### What needs to be done
Set down each line of the listing exactly as it reads.

### Records to use
= = = = =

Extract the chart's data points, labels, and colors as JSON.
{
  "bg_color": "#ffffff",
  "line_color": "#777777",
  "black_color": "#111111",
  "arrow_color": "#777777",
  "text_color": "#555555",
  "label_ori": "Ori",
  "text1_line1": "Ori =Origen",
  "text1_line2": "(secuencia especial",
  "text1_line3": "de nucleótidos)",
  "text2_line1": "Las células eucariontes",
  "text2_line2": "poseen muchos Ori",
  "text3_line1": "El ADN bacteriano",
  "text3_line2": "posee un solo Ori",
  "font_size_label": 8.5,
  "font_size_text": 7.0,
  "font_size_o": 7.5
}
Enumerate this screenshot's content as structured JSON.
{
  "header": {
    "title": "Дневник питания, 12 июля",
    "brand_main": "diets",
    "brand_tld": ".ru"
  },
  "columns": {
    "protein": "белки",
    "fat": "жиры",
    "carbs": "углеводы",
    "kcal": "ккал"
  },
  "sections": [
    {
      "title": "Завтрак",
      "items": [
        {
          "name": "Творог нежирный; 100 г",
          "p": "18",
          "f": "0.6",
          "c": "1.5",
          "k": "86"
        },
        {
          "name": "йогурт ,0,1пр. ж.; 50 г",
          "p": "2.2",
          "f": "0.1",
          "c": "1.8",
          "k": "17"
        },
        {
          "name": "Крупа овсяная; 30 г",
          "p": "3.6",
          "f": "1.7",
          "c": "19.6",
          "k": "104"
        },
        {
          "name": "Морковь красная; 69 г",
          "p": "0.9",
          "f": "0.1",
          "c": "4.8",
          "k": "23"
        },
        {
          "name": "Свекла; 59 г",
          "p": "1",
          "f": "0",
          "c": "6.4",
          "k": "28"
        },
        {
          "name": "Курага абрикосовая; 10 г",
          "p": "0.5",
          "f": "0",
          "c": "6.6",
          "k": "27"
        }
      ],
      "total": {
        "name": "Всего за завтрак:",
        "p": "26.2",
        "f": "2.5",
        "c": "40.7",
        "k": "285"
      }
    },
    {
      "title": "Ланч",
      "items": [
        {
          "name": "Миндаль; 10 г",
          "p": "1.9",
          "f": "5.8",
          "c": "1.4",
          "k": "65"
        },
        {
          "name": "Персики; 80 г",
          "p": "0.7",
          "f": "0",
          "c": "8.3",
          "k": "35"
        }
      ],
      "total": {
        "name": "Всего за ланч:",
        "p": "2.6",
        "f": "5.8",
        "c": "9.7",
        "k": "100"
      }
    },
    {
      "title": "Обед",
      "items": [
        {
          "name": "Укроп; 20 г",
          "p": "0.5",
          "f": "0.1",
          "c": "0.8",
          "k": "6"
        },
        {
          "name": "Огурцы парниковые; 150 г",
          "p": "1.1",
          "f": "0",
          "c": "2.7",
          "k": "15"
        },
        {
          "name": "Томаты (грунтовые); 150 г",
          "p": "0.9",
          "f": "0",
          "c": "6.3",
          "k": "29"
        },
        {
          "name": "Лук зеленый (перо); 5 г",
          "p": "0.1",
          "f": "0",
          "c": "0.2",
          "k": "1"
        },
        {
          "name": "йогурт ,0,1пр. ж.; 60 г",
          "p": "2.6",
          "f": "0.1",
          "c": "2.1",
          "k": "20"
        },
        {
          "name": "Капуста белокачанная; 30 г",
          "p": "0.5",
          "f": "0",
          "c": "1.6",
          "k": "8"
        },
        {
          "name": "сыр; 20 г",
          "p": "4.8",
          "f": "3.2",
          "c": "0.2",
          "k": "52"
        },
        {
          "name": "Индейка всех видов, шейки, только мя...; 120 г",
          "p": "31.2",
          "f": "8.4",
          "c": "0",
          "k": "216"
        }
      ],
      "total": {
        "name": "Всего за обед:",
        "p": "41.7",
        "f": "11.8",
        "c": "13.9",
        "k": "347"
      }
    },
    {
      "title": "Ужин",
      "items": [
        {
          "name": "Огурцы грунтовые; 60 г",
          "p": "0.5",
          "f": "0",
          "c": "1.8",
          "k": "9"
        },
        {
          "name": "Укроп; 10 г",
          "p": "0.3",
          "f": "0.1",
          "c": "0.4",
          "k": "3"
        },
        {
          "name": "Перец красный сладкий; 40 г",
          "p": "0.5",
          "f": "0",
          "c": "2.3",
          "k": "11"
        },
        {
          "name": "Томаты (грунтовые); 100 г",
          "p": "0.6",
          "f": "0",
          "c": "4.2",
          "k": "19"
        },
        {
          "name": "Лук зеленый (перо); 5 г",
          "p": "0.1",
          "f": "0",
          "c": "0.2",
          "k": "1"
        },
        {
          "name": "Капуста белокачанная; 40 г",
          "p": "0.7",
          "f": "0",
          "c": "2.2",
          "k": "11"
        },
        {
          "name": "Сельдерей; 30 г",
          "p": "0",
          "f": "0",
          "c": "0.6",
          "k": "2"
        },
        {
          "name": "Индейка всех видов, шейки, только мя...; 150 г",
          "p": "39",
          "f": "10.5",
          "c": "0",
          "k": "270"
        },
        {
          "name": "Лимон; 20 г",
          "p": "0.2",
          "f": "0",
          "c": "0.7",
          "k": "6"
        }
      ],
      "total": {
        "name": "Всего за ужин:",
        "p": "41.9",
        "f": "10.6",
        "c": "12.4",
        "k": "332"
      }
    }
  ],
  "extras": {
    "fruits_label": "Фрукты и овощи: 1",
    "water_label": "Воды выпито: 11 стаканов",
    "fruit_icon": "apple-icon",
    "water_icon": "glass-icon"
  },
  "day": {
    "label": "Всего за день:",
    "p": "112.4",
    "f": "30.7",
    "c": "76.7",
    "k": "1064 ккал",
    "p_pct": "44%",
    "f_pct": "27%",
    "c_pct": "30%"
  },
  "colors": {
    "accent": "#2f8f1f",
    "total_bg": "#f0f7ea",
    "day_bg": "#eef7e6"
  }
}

= = = = =

### Solution for this task
Extract the chart's data points, labels, and colors as JSON.
{
  "bg_color": "#ffffff",
  "line_color": "#777777",
  "black_color": "#111111",
  "arrow_color": "#777777",
  "text_color": "#555555",
  "label_ori": "Ori",
  "text1_line1": "Ori =Origen",
  "text1_line2": "(secuencia especial",
  "text1_line3": "de nucleótidos)",
  "text2_line1": "Las células eucariontes",
  "text2_line2": "poseen muchos Ori",
  "text3_line1": "El ADN bacteriano",
  "text3_line2": "posee un solo Ori",
  "font_size_label": 8.5,
  "font_size_text": 7.0,
  "font_size_o": 7.5
}
Enumerate this screenshot's content as structured JSON.
{
  "header": {
    "title": "Дневник питания, 12 июля",
    "brand_main": "diets",
    "brand_tld": ".ru"
  },
  "columns": {
    "protein": "белки",
    "fat": "жиры",
    "carbs": "углеводы",
    "kcal": "ккал"
  },
  "sections": [
    {
      "title": "Завтрак",
      "items": [
        {
          "name": "Творог нежирный; 100 г",
          "p": "18",
          "f": "0.6",
          "c": "1.5",
          "k": "86"
        },
        {
          "name": "йогурт ,0,1пр. ж.; 50 г",
          "p": "2.2",
          "f": "0.1",
          "c": "1.8",
          "k": "17"
        },
        {
          "name": "Крупа овсяная; 30 г",
          "p": "3.6",
          "f": "1.7",
          "c": "19.6",
          "k": "104"
        },
        {
          "name": "Морковь красная; 69 г",
          "p": "0.9",
          "f": "0.1",
          "c": "4.8",
          "k": "23"
        },
        {
          "name": "Свекла; 59 г",
          "p": "1",
          "f": "0",
          "c": "6.4",
          "k": "28"
        },
        {
          "name": "Курага абрикосовая; 10 г",
          "p": "0.5",
          "f": "0",
          "c": "6.6",
          "k": "27"
        }
      ],
      "total": {
        "name": "Всего за завтрак:",
        "p": "26.2",
        "f": "2.5",
        "c": "40.7",
        "k": "285"
      }
    },
    {
      "title": "Ланч",
      "items": [
        {
          "name": "Миндаль; 10 г",
          "p": "1.9",
          "f": "5.8",
          "c": "1.4",
          "k": "65"
        },
        {
          "name": "Персики; 80 г",
          "p": "0.7",
          "f": "0",
          "c": "8.3",
          "k": "35"
        }
      ],
      "total": {
        "name": "Всего за ланч:",
        "p": "2.6",
        "f": "5.8",
        "c": "9.7",
        "k": "100"
      }
    },
    {
      "title": "Обед",
      "items": [
        {
          "name": "Укроп; 20 г",
          "p": "0.5",
          "f": "0.1",
          "c": "0.8",
          "k": "6"
        },
        {
          "name": "Огурцы парниковые; 150 г",
          "p": "1.1",
          "f": "0",
          "c": "2.7",
          "k": "15"
        },
        {
          "name": "Томаты (грунтовые); 150 г",
          "p": "0.9",
          "f": "0",
          "c": "6.3",
          "k": "29"
        },
        {
          "name": "Лук зеленый (перо); 5 г",
          "p": "0.1",
          "f": "0",
          "c": "0.2",
          "k": "1"
        },
        {
          "name": "йогурт ,0,1пр. ж.; 60 г",
          "p": "2.6",
          "f": "0.1",
          "c": "2.1",
          "k": "20"
        },
        {
          "name": "Капуста белокачанная; 30 г",
          "p": "0.5",
          "f": "0",
          "c": "1.6",
          "k": "8"
        },
        {
          "name": "сыр; 20 г",
          "p": "4.8",
          "f": "3.2",
          "c": "0.2",
          "k": "52"
        },
        {
          "name": "Индейка всех видов, шейки, только мя...; 120 г",
          "p": "31.2",
          "f": "8.4",
          "c": "0",
          "k": "216"
        }
      ],
      "total": {
        "name": "Всего за обед:",
        "p": "41.7",
        "f": "11.8",
        "c": "13.9",
        "k": "347"
      }
    },
    {
      "title": "Ужин",
      "items": [
        {
          "name": "Огурцы грунтовые; 60 г",
          "p": "0.5",
          "f": "0",
          "c": "1.8",
          "k": "9"
        },
        {
          "name": "Укроп; 10 г",
          "p": "0.3",
          "f": "0.1",
          "c": "0.4",
          "k": "3"
        },
        {
          "name": "Перец красный сладкий; 40 г",
          "p": "0.5",
          "f": "0",
          "c": "2.3",
          "k": "11"
        },
        {
          "name": "Томаты (грунтовые); 100 г",
          "p": "0.6",
          "f": "0",
          "c": "4.2",
          "k": "19"
        },
        {
          "name": "Лук зеленый (перо); 5 г",
          "p": "0.1",
          "f": "0",
          "c": "0.2",
          "k": "1"
        },
        {
          "name": "Капуста белокачанная; 40 г",
          "p": "0.7",
          "f": "0",
          "c": "2.2",
          "k": "11"
        },
        {
          "name": "Сельдерей; 30 г",
          "p": "0",
          "f": "0",
          "c": "0.6",
          "k": "2"
        },
        {
          "name": "Индейка всех видов, шейки, только мя...; 150 г",
          "p": "39",
          "f": "10.5",
          "c": "0",
          "k": "270"
        },
        {
          "name": "Лимон; 20 г",
          "p": "0.2",
          "f": "0",
          "c": "0.7",
          "k": "6"
        }
      ],
      "total": {
        "name": "Всего за ужин:",
        "p": "41.9",
        "f": "10.6",
        "c": "12.4",
        "k": "332"
      }
    }
  ],
  "extras": {
    "fruits_label": "Фрукты и овощи: 1",
    "water_label": "Воды выпито: 11 стаканов",
    "fruit_icon": "apple-icon",
    "water_icon": "glass-icon"
  },
  "day": {
    "label": "Всего за день:",
    "p": "112.4",
    "f": "30.7",
    "c": "76.7",
    "k": "1064 ккал",
    "p_pct": "44%",
    "f_pct": "27%",
    "c_pct": "30%"
  },
  "colors": {
    "accent": "#2f8f1f",
    "total_bg": "#f0f7ea",
    "day_bg": "#eef7e6"
  }
}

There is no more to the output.